## DESCRIPTION OF THE TASK:
Turn all of the data below into a numbered list, one line per item, skipping any blank lines. Leave the pictures out.
──────── RECORD EXTRACTS
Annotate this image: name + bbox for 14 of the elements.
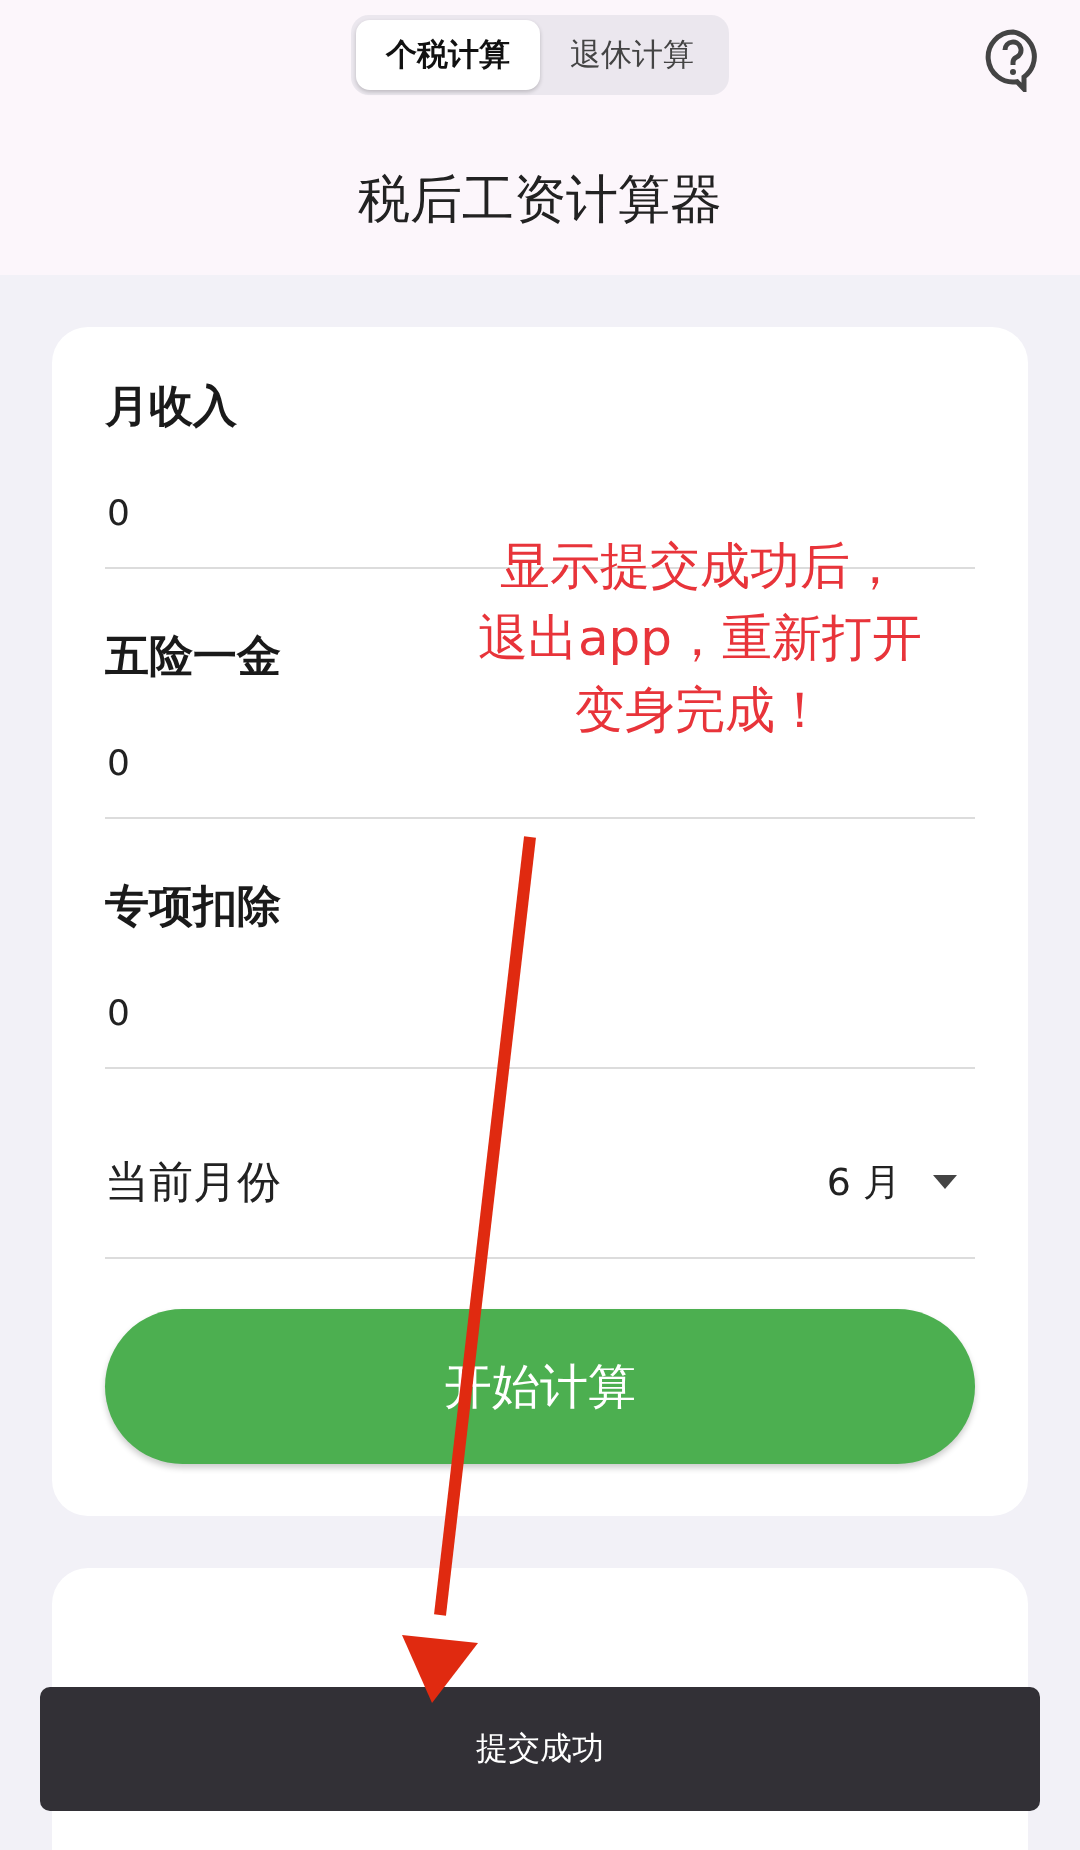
- field-label: 当前月份: [105, 1154, 282, 1209]
- tab[interactable]: 退休计算: [540, 20, 724, 90]
- field-label: 五险一金: [105, 629, 281, 683]
- input-field[interactable]: 0: [105, 492, 365, 533]
- page-title: 税后工资计算器: [358, 168, 722, 231]
- annotation-text: 显示提交成功后， 退出app，重新打开 变身完成！: [476, 536, 924, 741]
- month-dropdown[interactable]: 6 月: [826, 1156, 975, 1208]
- input-field[interactable]: 0: [105, 992, 365, 1033]
- caret-icon: [933, 1175, 957, 1189]
- input-field[interactable]: 0: [105, 742, 365, 783]
- field-label: 专项扣除: [105, 879, 281, 933]
- toast-message: 提交成功: [40, 1687, 1040, 1811]
- field-label: 月收入: [105, 379, 237, 433]
- tab[interactable]: 个税计算: [356, 20, 540, 90]
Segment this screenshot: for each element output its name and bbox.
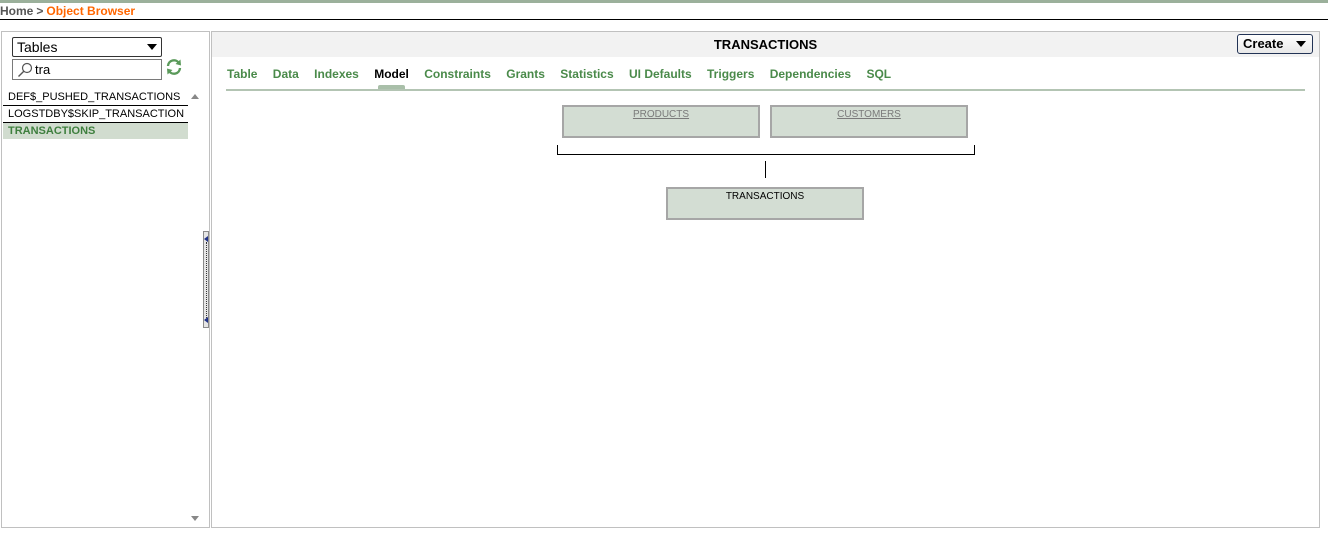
refresh-icon[interactable] bbox=[165, 58, 183, 76]
tab-label: SQL bbox=[866, 67, 892, 81]
object-type-value: Tables bbox=[17, 39, 58, 55]
scroll-up-icon[interactable] bbox=[191, 94, 199, 99]
model-parent-customers[interactable]: CUSTOMERS bbox=[770, 105, 968, 138]
tab-label: Triggers bbox=[707, 67, 755, 81]
detail-header: TRANSACTIONS Create bbox=[212, 32, 1319, 57]
list-item[interactable]: DEF$_PUSHED_TRANSACTIONS bbox=[3, 89, 188, 106]
tabs-divider bbox=[226, 89, 1305, 91]
list-item-selected[interactable]: TRANSACTIONS bbox=[3, 123, 188, 139]
chevron-down-icon bbox=[147, 44, 157, 50]
top-accent-bar bbox=[0, 0, 1328, 3]
object-search-input[interactable]: tra bbox=[12, 59, 162, 80]
tab-label: Data bbox=[272, 67, 299, 81]
tab-constraints[interactable]: Constraints bbox=[424, 67, 491, 87]
tab-statistics[interactable]: Statistics bbox=[560, 67, 613, 87]
tab-label: Constraints bbox=[424, 67, 491, 81]
tab-label: Indexes bbox=[314, 67, 359, 81]
tab-label: UI Defaults bbox=[628, 67, 692, 81]
object-list: DEF$_PUSHED_TRANSACTIONS LOGSTDBY$SKIP_T… bbox=[3, 89, 188, 139]
tab-indexes[interactable]: Indexes bbox=[314, 67, 359, 87]
collapse-left-icon[interactable] bbox=[204, 317, 208, 323]
create-button-label: Create bbox=[1243, 36, 1284, 51]
breadcrumb-divider bbox=[0, 19, 1328, 20]
page-title: TRANSACTIONS bbox=[713, 37, 818, 52]
tab-data[interactable]: Data bbox=[273, 67, 299, 87]
tab-label: Table bbox=[227, 67, 258, 81]
breadcrumb: Home > Object Browser bbox=[0, 3, 135, 19]
search-value: tra bbox=[35, 62, 51, 77]
tab-triggers[interactable]: Triggers bbox=[707, 67, 754, 87]
tab-ui-defaults[interactable]: UI Defaults bbox=[629, 67, 692, 87]
tab-dependencies[interactable]: Dependencies bbox=[770, 67, 851, 87]
tab-label: Grants bbox=[506, 67, 545, 81]
tab-label: Model bbox=[374, 67, 409, 81]
model-parent-products[interactable]: PRODUCTS bbox=[562, 105, 760, 138]
breadcrumb-home-link[interactable]: Home bbox=[0, 4, 33, 18]
tab-label: Dependencies bbox=[769, 67, 852, 81]
tab-model[interactable]: Model bbox=[374, 67, 409, 89]
list-scrollbar[interactable] bbox=[188, 89, 202, 526]
scroll-down-icon[interactable] bbox=[191, 516, 199, 521]
chevron-down-icon bbox=[1296, 41, 1306, 47]
object-list-panel: Tables tra DEF$_PUSHED_TRANSACTIONS LOGS… bbox=[1, 31, 210, 528]
tab-sql[interactable]: SQL bbox=[866, 67, 891, 87]
model-relationship-bracket bbox=[557, 145, 975, 155]
create-button[interactable]: Create bbox=[1237, 34, 1313, 54]
splitter-grip bbox=[206, 242, 208, 318]
model-current-table: TRANSACTIONS bbox=[666, 187, 864, 220]
object-type-select[interactable]: Tables bbox=[12, 37, 162, 57]
tab-table[interactable]: Table bbox=[227, 67, 257, 87]
breadcrumb-separator: > bbox=[36, 4, 44, 18]
model-relationship-line bbox=[765, 161, 766, 178]
panel-splitter[interactable] bbox=[203, 231, 209, 328]
list-item[interactable]: LOGSTDBY$SKIP_TRANSACTION bbox=[3, 106, 188, 123]
breadcrumb-current: Object Browser bbox=[46, 4, 136, 18]
object-detail-panel: TRANSACTIONS Create Table Data Indexes M… bbox=[211, 31, 1320, 528]
tab-grants[interactable]: Grants bbox=[506, 67, 545, 87]
magnifier-icon bbox=[18, 62, 33, 77]
detail-tabs: Table Data Indexes Model Constraints Gra… bbox=[227, 67, 903, 89]
tab-label: Statistics bbox=[560, 67, 614, 81]
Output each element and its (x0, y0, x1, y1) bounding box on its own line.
────────────────
## REPLY TO THE TASK:
1. Annotate this image: name + bbox for 14 of the elements.
2. - field-label: 当前月份: [105, 1154, 282, 1209]
3. - tab[interactable]: 退休计算: [540, 20, 724, 90]
4. - field-label: 五险一金: [105, 629, 281, 683]
5. - input-field[interactable]: 0: [105, 492, 365, 533]
6. - page-title: 税后工资计算器: [358, 168, 722, 231]
7. - annotation-text: 显示提交成功后， 退出app，重新打开 变身完成！: [476, 536, 924, 741]
8. - month-dropdown[interactable]: 6 月: [826, 1156, 975, 1208]
9. - input-field[interactable]: 0: [105, 992, 365, 1033]
10. - caret-icon: [933, 1175, 957, 1189]
11. - input-field[interactable]: 0: [105, 742, 365, 783]
12. - field-label: 专项扣除: [105, 879, 281, 933]
13. - toast-message: 提交成功: [40, 1687, 1040, 1811]
14. - field-label: 月收入: [105, 379, 237, 433]
15. - tab[interactable]: 个税计算: [356, 20, 540, 90]
16. Segment this screenshot: for each element output its name and bbox.
17. refresh-icon[interactable] bbox=[165, 58, 183, 76]
18. tab-label: SQL bbox=[866, 67, 892, 81]
19. object-type-value: Tables bbox=[17, 39, 58, 55]
20. scroll-up-icon[interactable] bbox=[191, 94, 199, 99]
21. model-parent-customers[interactable]: CUSTOMERS bbox=[770, 105, 968, 138]
22. tab-label: Triggers bbox=[707, 67, 755, 81]
23. detail-header: TRANSACTIONS Create bbox=[212, 32, 1319, 57]
24. list-item[interactable]: DEF$_PUSHED_TRANSACTIONS bbox=[3, 89, 188, 106]
25. tabs-divider bbox=[226, 89, 1305, 91]
26. list-item-selected[interactable]: TRANSACTIONS bbox=[3, 123, 188, 139]
27. chevron-down-icon bbox=[147, 44, 157, 50]
28. top-accent-bar bbox=[0, 0, 1328, 3]
29. object-search-input[interactable]: tra bbox=[12, 59, 162, 80]
30. tab-label: Data bbox=[272, 67, 299, 81]
31. tab-constraints[interactable]: Constraints bbox=[424, 67, 491, 87]
32. tab-statistics[interactable]: Statistics bbox=[560, 67, 613, 87]
33. tab-label: Constraints bbox=[424, 67, 491, 81]
34. tab-label: Indexes bbox=[314, 67, 359, 81]
35. tab-label: UI Defaults bbox=[628, 67, 692, 81]
36. object-list: DEF$_PUSHED_TRANSACTIONS LOGSTDBY$SKIP_T… bbox=[3, 89, 188, 139]
37. tab-indexes[interactable]: Indexes bbox=[314, 67, 359, 87]
38. collapse-left-icon[interactable] bbox=[204, 317, 208, 323]
39. create-button-label: Create bbox=[1243, 36, 1284, 51]
40. breadcrumb-divider bbox=[0, 19, 1328, 20]
41. page-title: TRANSACTIONS bbox=[713, 37, 818, 52]
42. tab-data[interactable]: Data bbox=[273, 67, 299, 87]
43. tab-label: Table bbox=[227, 67, 258, 81]
44. breadcrumb: Home > Object Browser bbox=[0, 3, 135, 19]
45. search-value: tra bbox=[35, 62, 51, 77]
46. tab-triggers[interactable]: Triggers bbox=[707, 67, 754, 87]
47. tab-ui-defaults[interactable]: UI Defaults bbox=[629, 67, 692, 87]
48. tab-dependencies[interactable]: Dependencies bbox=[770, 67, 851, 87]
49. tab-label: Grants bbox=[506, 67, 545, 81]
50. tab-label: Model bbox=[374, 67, 409, 81]
51. model-parent-products[interactable]: PRODUCTS bbox=[562, 105, 760, 138]
52. breadcrumb-home-link[interactable]: Home bbox=[0, 4, 33, 18]
53. tab-label: Dependencies bbox=[769, 67, 852, 81]
54. tab-model[interactable]: Model bbox=[374, 67, 409, 89]
55. list-scrollbar[interactable] bbox=[188, 89, 202, 526]
56. scroll-down-icon[interactable] bbox=[191, 516, 199, 521]
57. chevron-down-icon bbox=[1296, 41, 1306, 47]
58. object-list-panel: Tables tra DEF$_PUSHED_TRANSACTIONS LOGS… bbox=[1, 31, 210, 528]
59. tab-sql[interactable]: SQL bbox=[866, 67, 891, 87]
60. model-relationship-bracket bbox=[557, 145, 975, 155]
61. create-button[interactable]: Create bbox=[1237, 34, 1313, 54]
62. splitter-grip bbox=[206, 242, 208, 318]
63. model-current-table: TRANSACTIONS bbox=[666, 187, 864, 220]
64. object-type-select[interactable]: Tables bbox=[12, 37, 162, 57]
65. tab-table[interactable]: Table bbox=[227, 67, 257, 87]
66. breadcrumb-separator: > bbox=[36, 4, 44, 18]
67. model-relationship-line bbox=[765, 161, 766, 178]
68. panel-splitter[interactable] bbox=[203, 231, 209, 328]
69. list-item[interactable]: LOGSTDBY$SKIP_TRANSACTION bbox=[3, 106, 188, 123]
70. breadcrumb-current: Object Browser bbox=[46, 4, 136, 18]
71. object-detail-panel: TRANSACTIONS Create Table Data Indexes M… bbox=[211, 31, 1320, 528]
72. tab-grants[interactable]: Grants bbox=[506, 67, 545, 87]
73. magnifier-icon bbox=[18, 62, 33, 77]
74. detail-tabs: Table Data Indexes Model Constraints Gra… bbox=[227, 67, 903, 89]
75. tab-label: Statistics bbox=[560, 67, 614, 81]
76. Output each element and its (x0, y0, x1, y1) bounding box on its own line.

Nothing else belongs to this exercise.